Chart and figure data
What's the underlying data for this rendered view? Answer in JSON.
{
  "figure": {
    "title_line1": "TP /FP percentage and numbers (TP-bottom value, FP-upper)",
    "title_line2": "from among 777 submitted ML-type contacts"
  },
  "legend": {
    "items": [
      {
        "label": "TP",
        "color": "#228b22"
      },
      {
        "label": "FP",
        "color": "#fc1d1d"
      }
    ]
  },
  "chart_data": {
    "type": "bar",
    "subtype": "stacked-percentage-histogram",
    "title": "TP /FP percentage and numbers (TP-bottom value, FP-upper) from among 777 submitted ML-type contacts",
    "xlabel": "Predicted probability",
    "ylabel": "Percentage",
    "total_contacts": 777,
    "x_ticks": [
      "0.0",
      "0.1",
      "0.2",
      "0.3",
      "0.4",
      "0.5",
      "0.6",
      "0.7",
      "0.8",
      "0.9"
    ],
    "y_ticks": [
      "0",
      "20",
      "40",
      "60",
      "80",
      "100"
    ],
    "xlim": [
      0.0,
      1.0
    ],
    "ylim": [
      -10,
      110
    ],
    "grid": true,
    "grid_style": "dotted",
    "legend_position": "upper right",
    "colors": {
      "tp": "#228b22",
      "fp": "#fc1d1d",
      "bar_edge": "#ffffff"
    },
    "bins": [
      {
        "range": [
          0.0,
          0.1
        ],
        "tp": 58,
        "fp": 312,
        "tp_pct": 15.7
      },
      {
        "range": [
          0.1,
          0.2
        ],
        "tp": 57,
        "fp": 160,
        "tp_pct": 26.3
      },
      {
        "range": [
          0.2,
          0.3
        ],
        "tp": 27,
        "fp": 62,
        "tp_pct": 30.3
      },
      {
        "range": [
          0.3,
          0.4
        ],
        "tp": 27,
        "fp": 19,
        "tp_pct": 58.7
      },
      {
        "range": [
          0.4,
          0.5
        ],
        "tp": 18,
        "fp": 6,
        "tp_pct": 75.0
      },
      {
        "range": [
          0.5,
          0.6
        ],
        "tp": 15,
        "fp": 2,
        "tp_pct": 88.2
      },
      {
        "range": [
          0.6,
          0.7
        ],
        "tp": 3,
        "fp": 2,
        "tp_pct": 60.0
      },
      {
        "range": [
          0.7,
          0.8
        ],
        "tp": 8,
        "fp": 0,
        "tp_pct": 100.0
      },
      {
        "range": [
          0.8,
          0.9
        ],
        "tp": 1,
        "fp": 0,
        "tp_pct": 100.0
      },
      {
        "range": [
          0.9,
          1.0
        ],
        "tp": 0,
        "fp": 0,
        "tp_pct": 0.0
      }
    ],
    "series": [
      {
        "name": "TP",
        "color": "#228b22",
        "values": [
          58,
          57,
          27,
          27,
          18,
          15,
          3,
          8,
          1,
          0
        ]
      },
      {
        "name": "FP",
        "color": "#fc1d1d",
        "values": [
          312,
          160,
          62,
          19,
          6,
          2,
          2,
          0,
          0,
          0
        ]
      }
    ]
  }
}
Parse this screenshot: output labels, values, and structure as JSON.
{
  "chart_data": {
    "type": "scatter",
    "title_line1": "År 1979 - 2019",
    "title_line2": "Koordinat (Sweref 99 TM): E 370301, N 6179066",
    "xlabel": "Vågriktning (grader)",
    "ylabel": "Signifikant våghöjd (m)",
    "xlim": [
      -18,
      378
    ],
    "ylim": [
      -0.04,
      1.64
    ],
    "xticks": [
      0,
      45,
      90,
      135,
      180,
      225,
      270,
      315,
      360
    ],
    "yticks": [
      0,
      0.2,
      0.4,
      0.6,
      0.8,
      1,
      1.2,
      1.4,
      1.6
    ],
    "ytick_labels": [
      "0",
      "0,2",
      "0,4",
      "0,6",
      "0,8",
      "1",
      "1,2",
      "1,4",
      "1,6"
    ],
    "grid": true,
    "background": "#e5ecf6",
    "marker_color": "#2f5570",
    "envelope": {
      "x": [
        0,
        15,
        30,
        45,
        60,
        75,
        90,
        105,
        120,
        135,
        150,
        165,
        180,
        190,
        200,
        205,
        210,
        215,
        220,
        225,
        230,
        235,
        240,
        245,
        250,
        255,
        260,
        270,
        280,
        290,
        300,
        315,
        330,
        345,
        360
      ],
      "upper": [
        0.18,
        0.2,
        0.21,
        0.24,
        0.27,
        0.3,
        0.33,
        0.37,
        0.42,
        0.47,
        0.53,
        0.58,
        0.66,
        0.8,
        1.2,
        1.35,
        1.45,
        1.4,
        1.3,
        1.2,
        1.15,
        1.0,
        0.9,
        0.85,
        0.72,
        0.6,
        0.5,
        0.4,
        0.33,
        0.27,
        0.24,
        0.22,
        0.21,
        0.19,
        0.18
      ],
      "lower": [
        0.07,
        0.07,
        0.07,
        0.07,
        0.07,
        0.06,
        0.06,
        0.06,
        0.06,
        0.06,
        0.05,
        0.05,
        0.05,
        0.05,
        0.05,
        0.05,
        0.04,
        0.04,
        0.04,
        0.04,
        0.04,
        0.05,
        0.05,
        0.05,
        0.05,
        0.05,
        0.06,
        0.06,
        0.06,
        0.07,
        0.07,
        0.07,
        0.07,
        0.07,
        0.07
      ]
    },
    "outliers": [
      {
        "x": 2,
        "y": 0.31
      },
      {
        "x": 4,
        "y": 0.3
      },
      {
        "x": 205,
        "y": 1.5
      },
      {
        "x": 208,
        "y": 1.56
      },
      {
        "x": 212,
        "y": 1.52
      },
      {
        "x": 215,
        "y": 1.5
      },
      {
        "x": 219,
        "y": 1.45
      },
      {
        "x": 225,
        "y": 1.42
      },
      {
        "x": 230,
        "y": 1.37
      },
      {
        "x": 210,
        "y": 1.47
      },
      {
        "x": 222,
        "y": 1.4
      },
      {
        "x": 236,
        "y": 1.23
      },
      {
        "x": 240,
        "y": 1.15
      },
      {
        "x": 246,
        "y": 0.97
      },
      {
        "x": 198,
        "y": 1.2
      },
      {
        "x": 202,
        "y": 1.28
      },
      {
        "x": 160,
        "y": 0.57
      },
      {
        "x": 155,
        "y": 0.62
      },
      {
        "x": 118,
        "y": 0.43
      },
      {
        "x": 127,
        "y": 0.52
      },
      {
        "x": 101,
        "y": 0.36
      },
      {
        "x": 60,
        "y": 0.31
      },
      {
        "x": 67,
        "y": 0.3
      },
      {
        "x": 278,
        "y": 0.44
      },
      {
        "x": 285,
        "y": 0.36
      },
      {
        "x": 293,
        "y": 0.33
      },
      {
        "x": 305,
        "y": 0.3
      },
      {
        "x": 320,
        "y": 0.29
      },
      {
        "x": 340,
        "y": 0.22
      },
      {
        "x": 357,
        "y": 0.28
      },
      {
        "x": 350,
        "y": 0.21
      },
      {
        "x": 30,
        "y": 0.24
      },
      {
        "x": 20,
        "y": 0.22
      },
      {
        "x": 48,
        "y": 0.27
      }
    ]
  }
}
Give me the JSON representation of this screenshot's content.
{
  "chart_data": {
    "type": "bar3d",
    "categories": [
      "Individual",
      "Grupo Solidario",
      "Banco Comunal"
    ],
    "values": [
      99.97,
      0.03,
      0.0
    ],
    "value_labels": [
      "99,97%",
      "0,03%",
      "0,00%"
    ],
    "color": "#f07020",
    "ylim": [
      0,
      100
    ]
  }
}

== The problem ==
Copy out all of the data exactly, leaving nothing out.

== Full output ==
What's the underlying data for this rendered view? Answer in JSON.
{
  "figure": {
    "title_line1": "TP /FP percentage and numbers (TP-bottom value, FP-upper)",
    "title_line2": "from among 777 submitted ML-type contacts"
  },
  "legend": {
    "items": [
      {
        "label": "TP",
        "color": "#228b22"
      },
      {
        "label": "FP",
        "color": "#fc1d1d"
      }
    ]
  },
  "chart_data": {
    "type": "bar",
    "subtype": "stacked-percentage-histogram",
    "title": "TP /FP percentage and numbers (TP-bottom value, FP-upper) from among 777 submitted ML-type contacts",
    "xlabel": "Predicted probability",
    "ylabel": "Percentage",
    "total_contacts": 777,
    "x_ticks": [
      "0.0",
      "0.1",
      "0.2",
      "0.3",
      "0.4",
      "0.5",
      "0.6",
      "0.7",
      "0.8",
      "0.9"
    ],
    "y_ticks": [
      "0",
      "20",
      "40",
      "60",
      "80",
      "100"
    ],
    "xlim": [
      0.0,
      1.0
    ],
    "ylim": [
      -10,
      110
    ],
    "grid": true,
    "grid_style": "dotted",
    "legend_position": "upper right",
    "colors": {
      "tp": "#228b22",
      "fp": "#fc1d1d",
      "bar_edge": "#ffffff"
    },
    "bins": [
      {
        "range": [
          0.0,
          0.1
        ],
        "tp": 58,
        "fp": 312,
        "tp_pct": 15.7
      },
      {
        "range": [
          0.1,
          0.2
        ],
        "tp": 57,
        "fp": 160,
        "tp_pct": 26.3
      },
      {
        "range": [
          0.2,
          0.3
        ],
        "tp": 27,
        "fp": 62,
        "tp_pct": 30.3
      },
      {
        "range": [
          0.3,
          0.4
        ],
        "tp": 27,
        "fp": 19,
        "tp_pct": 58.7
      },
      {
        "range": [
          0.4,
          0.5
        ],
        "tp": 18,
        "fp": 6,
        "tp_pct": 75.0
      },
      {
        "range": [
          0.5,
          0.6
        ],
        "tp": 15,
        "fp": 2,
        "tp_pct": 88.2
      },
      {
        "range": [
          0.6,
          0.7
        ],
        "tp": 3,
        "fp": 2,
        "tp_pct": 60.0
      },
      {
        "range": [
          0.7,
          0.8
        ],
        "tp": 8,
        "fp": 0,
        "tp_pct": 100.0
      },
      {
        "range": [
          0.8,
          0.9
        ],
        "tp": 1,
        "fp": 0,
        "tp_pct": 100.0
      },
      {
        "range": [
          0.9,
          1.0
        ],
        "tp": 0,
        "fp": 0,
        "tp_pct": 0.0
      }
    ],
    "series": [
      {
        "name": "TP",
        "color": "#228b22",
        "values": [
          58,
          57,
          27,
          27,
          18,
          15,
          3,
          8,
          1,
          0
        ]
      },
      {
        "name": "FP",
        "color": "#fc1d1d",
        "values": [
          312,
          160,
          62,
          19,
          6,
          2,
          2,
          0,
          0,
          0
        ]
      }
    ]
  }
}
Parse this screenshot: output labels, values, and structure as JSON.
{
  "chart_data": {
    "type": "scatter",
    "title_line1": "År 1979 - 2019",
    "title_line2": "Koordinat (Sweref 99 TM): E 370301, N 6179066",
    "xlabel": "Vågriktning (grader)",
    "ylabel": "Signifikant våghöjd (m)",
    "xlim": [
      -18,
      378
    ],
    "ylim": [
      -0.04,
      1.64
    ],
    "xticks": [
      0,
      45,
      90,
      135,
      180,
      225,
      270,
      315,
      360
    ],
    "yticks": [
      0,
      0.2,
      0.4,
      0.6,
      0.8,
      1,
      1.2,
      1.4,
      1.6
    ],
    "ytick_labels": [
      "0",
      "0,2",
      "0,4",
      "0,6",
      "0,8",
      "1",
      "1,2",
      "1,4",
      "1,6"
    ],
    "grid": true,
    "background": "#e5ecf6",
    "marker_color": "#2f5570",
    "envelope": {
      "x": [
        0,
        15,
        30,
        45,
        60,
        75,
        90,
        105,
        120,
        135,
        150,
        165,
        180,
        190,
        200,
        205,
        210,
        215,
        220,
        225,
        230,
        235,
        240,
        245,
        250,
        255,
        260,
        270,
        280,
        290,
        300,
        315,
        330,
        345,
        360
      ],
      "upper": [
        0.18,
        0.2,
        0.21,
        0.24,
        0.27,
        0.3,
        0.33,
        0.37,
        0.42,
        0.47,
        0.53,
        0.58,
        0.66,
        0.8,
        1.2,
        1.35,
        1.45,
        1.4,
        1.3,
        1.2,
        1.15,
        1.0,
        0.9,
        0.85,
        0.72,
        0.6,
        0.5,
        0.4,
        0.33,
        0.27,
        0.24,
        0.22,
        0.21,
        0.19,
        0.18
      ],
      "lower": [
        0.07,
        0.07,
        0.07,
        0.07,
        0.07,
        0.06,
        0.06,
        0.06,
        0.06,
        0.06,
        0.05,
        0.05,
        0.05,
        0.05,
        0.05,
        0.05,
        0.04,
        0.04,
        0.04,
        0.04,
        0.04,
        0.05,
        0.05,
        0.05,
        0.05,
        0.05,
        0.06,
        0.06,
        0.06,
        0.07,
        0.07,
        0.07,
        0.07,
        0.07,
        0.07
      ]
    },
    "outliers": [
      {
        "x": 2,
        "y": 0.31
      },
      {
        "x": 4,
        "y": 0.3
      },
      {
        "x": 205,
        "y": 1.5
      },
      {
        "x": 208,
        "y": 1.56
      },
      {
        "x": 212,
        "y": 1.52
      },
      {
        "x": 215,
        "y": 1.5
      },
      {
        "x": 219,
        "y": 1.45
      },
      {
        "x": 225,
        "y": 1.42
      },
      {
        "x": 230,
        "y": 1.37
      },
      {
        "x": 210,
        "y": 1.47
      },
      {
        "x": 222,
        "y": 1.4
      },
      {
        "x": 236,
        "y": 1.23
      },
      {
        "x": 240,
        "y": 1.15
      },
      {
        "x": 246,
        "y": 0.97
      },
      {
        "x": 198,
        "y": 1.2
      },
      {
        "x": 202,
        "y": 1.28
      },
      {
        "x": 160,
        "y": 0.57
      },
      {
        "x": 155,
        "y": 0.62
      },
      {
        "x": 118,
        "y": 0.43
      },
      {
        "x": 127,
        "y": 0.52
      },
      {
        "x": 101,
        "y": 0.36
      },
      {
        "x": 60,
        "y": 0.31
      },
      {
        "x": 67,
        "y": 0.3
      },
      {
        "x": 278,
        "y": 0.44
      },
      {
        "x": 285,
        "y": 0.36
      },
      {
        "x": 293,
        "y": 0.33
      },
      {
        "x": 305,
        "y": 0.3
      },
      {
        "x": 320,
        "y": 0.29
      },
      {
        "x": 340,
        "y": 0.22
      },
      {
        "x": 357,
        "y": 0.28
      },
      {
        "x": 350,
        "y": 0.21
      },
      {
        "x": 30,
        "y": 0.24
      },
      {
        "x": 20,
        "y": 0.22
      },
      {
        "x": 48,
        "y": 0.27
      }
    ]
  }
}
Give me the JSON representation of this screenshot's content.
{
  "chart_data": {
    "type": "bar3d",
    "categories": [
      "Individual",
      "Grupo Solidario",
      "Banco Comunal"
    ],
    "values": [
      99.97,
      0.03,
      0.0
    ],
    "value_labels": [
      "99,97%",
      "0,03%",
      "0,00%"
    ],
    "color": "#f07020",
    "ylim": [
      0,
      100
    ]
  }
}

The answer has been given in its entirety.